==== Selection ====
Former Auburn Deputy Mayor Salim Mehajer leaves the Burwood Local Court in Sydney in December. Picture: AAP Image/Ben Rushton
Former Auburn Deputy Mayor Salim Mehajer leaves the Burwood Local Court in Sydney in December. Picture: AAP Image/Ben Rushton

SALIM Mehajer has allegedly left a western Sydney rugby league club on the brink of collapse after reneging on a six-figure sponsorship arrangement.

The Auburn Warriors, which has fostered NRL players such as Omar Slaimankhel, Matt Utai and Heka Nanai, struck a major deal with the controversial property developer worth $100,000 - but, according to the club, it remains unpaid.

Warriors president Fedi Sleiman said Mr Mehajer agreed to pay the six-figure sum in return for having his company, Mehajer Brothers, represented on Warriors jerseys and signage at the club's home ground, the Lidcombe Oval.
====
Exercises to complete
a - From the article on the Auburn Warriors sponsorship dispute, extract the passage that begins at the words "SALIM Mehajer has" and stops after "the Lidcombe Oval.".
b - Extend the article on the Auburn Warriors sponsorship dispute, picking up after its last sentence.
==== Dataset ====
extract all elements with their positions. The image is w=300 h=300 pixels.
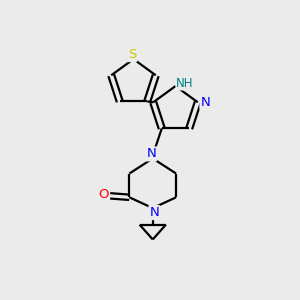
Text: N: N [146, 147, 156, 161]
Text: NH: NH [176, 76, 194, 90]
Text: N: N [149, 206, 159, 219]
Text: O: O [99, 188, 109, 201]
Text: S: S [128, 48, 136, 61]
Text: N: N [200, 96, 210, 109]
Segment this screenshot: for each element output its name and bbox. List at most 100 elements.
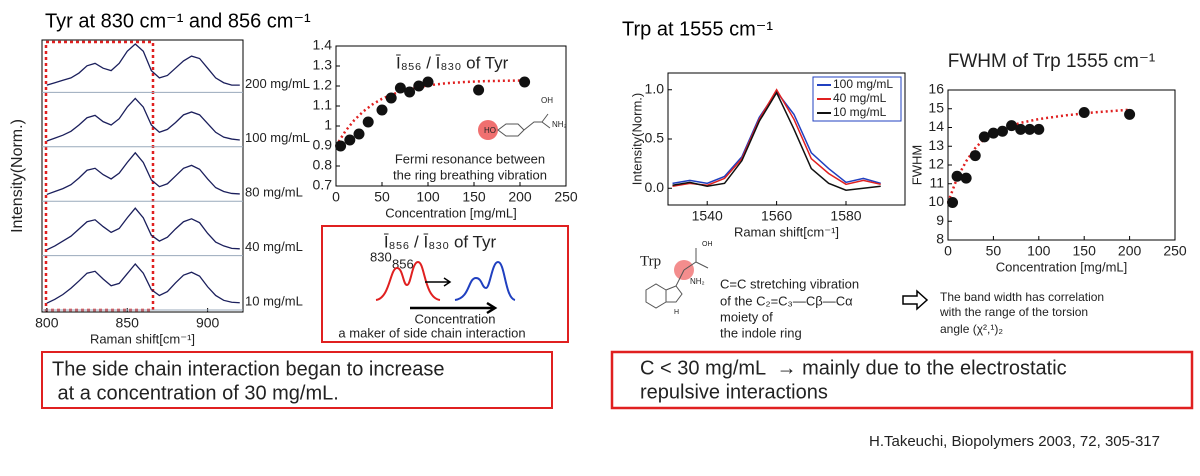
heading: Trp at 1555 cm⁻¹ [622,18,773,40]
data-point [1015,123,1027,135]
y-axis-label: Intensity(Norm.) [629,93,644,185]
data-point [951,170,963,182]
conclusion: at a concentration of 30 mg/mL. [52,382,339,404]
annotation: moiety of [720,309,773,324]
structure-label: HO [484,126,496,135]
annotation: the ring breathing vibration [393,167,547,182]
structure [497,113,551,137]
curve [454,260,516,301]
data-point [978,131,990,143]
citation: H.Takeuchi, Biopolymers 2003, 72, 305-31… [869,433,1160,450]
series-label: 100 mg/mL [245,130,310,145]
data-point [353,128,365,140]
x-tick-label: 200 [508,189,532,205]
y-tick-label: 14 [928,118,944,134]
conclusion-box [610,350,1194,410]
box [321,225,569,343]
y-tick-label: 8 [936,231,944,247]
x-tick-label: 150 [462,189,486,205]
arrow-label: Concentration [415,311,496,326]
x-axis-label: Concentration [mg/mL] [996,259,1128,274]
data-point [385,92,397,104]
structure-label: H [674,309,679,316]
highlight [478,120,498,140]
peak-label: 830 [370,249,392,264]
spectrum [46,151,240,196]
x-tick-label: 0 [332,189,340,205]
data-point [413,80,425,92]
heading: Tyr at 830 cm⁻¹ and 856 cm⁻¹ [45,10,311,32]
series-label: 200 mg/mL [245,76,310,91]
structure-label: OH [702,241,713,248]
data-point [1124,108,1136,120]
x-tick-label: 850 [116,315,140,331]
data-point [362,116,374,128]
curve [375,260,441,301]
x-tick-label: 250 [554,189,578,205]
caption: a maker of side chain interaction [338,325,525,340]
x-tick-label: 1580 [830,208,861,224]
annotation: C=C stretching vibration [720,276,859,291]
data-point [960,172,972,184]
annotation: The band width has correlation [940,290,1104,304]
data-point [1024,123,1036,135]
legend-label: 10 mg/mL [833,105,887,119]
y-tick-label: 0.7 [313,177,333,193]
spectrum [672,88,881,188]
data-point [1006,120,1018,132]
data-point [344,134,356,146]
highlight-box [44,40,155,312]
x-axis-label: Raman shift[cm⁻¹] [734,224,839,239]
data-point [947,197,959,208]
annotation: with the range of the torsion [939,305,1088,319]
y-tick-label: 9 [936,212,944,228]
box-title: Ī₈₅₆ / Ī₈₃₀ of Tyr [384,232,497,251]
y-tick-label: 1.3 [313,57,333,73]
x-tick-label: 250 [1163,243,1187,259]
plot-frame [41,39,244,313]
y-tick-label: 10 [928,193,944,209]
fit-line [334,79,530,147]
plot-frame [947,89,1176,241]
data-point [394,82,406,94]
annotation: angle (χ²,¹)₂ [940,322,1003,336]
spectrum [46,263,240,304]
y-axis-label: FWHM [909,145,924,185]
x-tick-label: 0 [944,243,952,259]
structure-label: OH [541,96,553,105]
y-tick-label: 1.1 [313,97,333,113]
x-tick-label: 100 [1027,243,1051,259]
spectrum [46,207,240,251]
data-point [996,125,1008,137]
y-tick-label: 1 [324,117,332,133]
conclusion: repulsive interactions [640,381,828,403]
annotation: of the C₂=C₃—Cβ—Cα [720,293,853,308]
x-tick-label: 1540 [692,208,723,224]
legend-label: 100 mg/mL [833,77,893,91]
data-point [1078,107,1090,118]
x-tick-label: 150 [1073,243,1097,259]
series-label: 10 mg/mL [245,293,303,308]
conclusion-box [41,351,553,409]
x-tick-label: 50 [374,189,390,205]
series-label: 80 mg/mL [245,185,303,200]
plot-frame [335,45,567,187]
data-point [969,150,981,162]
y-tick-label: 11 [929,174,944,190]
spectrum [46,43,240,86]
x-axis-label: Raman shift[cm⁻¹] [90,331,195,346]
data-point [376,104,388,116]
y-tick-label: 1.4 [313,37,333,53]
x-tick-label: 1560 [761,208,792,224]
conclusion: C < 30 mg/mL → mainly due to the electro… [640,357,1067,379]
spectrum [672,91,881,191]
data-point [987,127,999,139]
y-tick-label: 0.0 [645,179,665,195]
y-tick-label: 0.5 [645,130,665,146]
arrow [902,289,929,311]
chart-title: FWHM of Trp 1555 cm⁻¹ [948,51,1155,72]
x-tick-label: 50 [986,243,1002,259]
data-point [1033,123,1045,135]
arrow [410,301,498,315]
====
Task-by-task outputs
a -
SALIM Mehajer has allegedly left a western Sydney rugby league club on the brink of collapse after reneging on a six-figure sponsorship arrangement.

The Auburn Warriors, which has fostered NRL players such as Omar Slaimankhel, Matt Utai and Heka Nanai, struck a major deal with the controversial property developer worth $100,000 - but, according to the club, it remains unpaid.

Warriors president Fedi Sleiman said Mr Mehajer agreed to pay the six-figure sum in return for having his company, Mehajer Brothers, represented on Warriors jerseys and signage at the club's home ground, the Lidcombe Oval.

b -
The Warriors used the Mehajer Brothers logo on their jerseys. Source: AAP IMAGE/Justin Sanson.
The Warriors used the Mehajer Brothers logo on their jerseys. Source: AAP IMAGE/Justin Sanson.

Mr Sleiman said the club upheld its part of the deal, but the 31-year-old former Auburn mayor, who is currently behind bars, did not pay a cent. Mr Sleiman told news.com.au he is now in talks with solicitors and considering legal action.

There was no written contract signed on the deal, but the solicitors are looking through text messages and emails sent between the parties.

The club, which has a 65-year history, has played in the Sydney Shield and sent five players to represent Lebanon at the World Cup - playing against Australia and England. It has also made waves in the Ron Massey competition, most recently reaching the 2017 grand final.

According to Mr Sleiman, the controversial businessman swooned the club with an offer much higher than any other sponsorship bid it received.

"We had a few others sponsors interested at the time, but we couldn't commit to them because Salim's sponsorship offer was extremely higher, so we just went with him," he said.

"If you're running a football club which is competing in an elite competition like us, you need this kind of money to pay the players."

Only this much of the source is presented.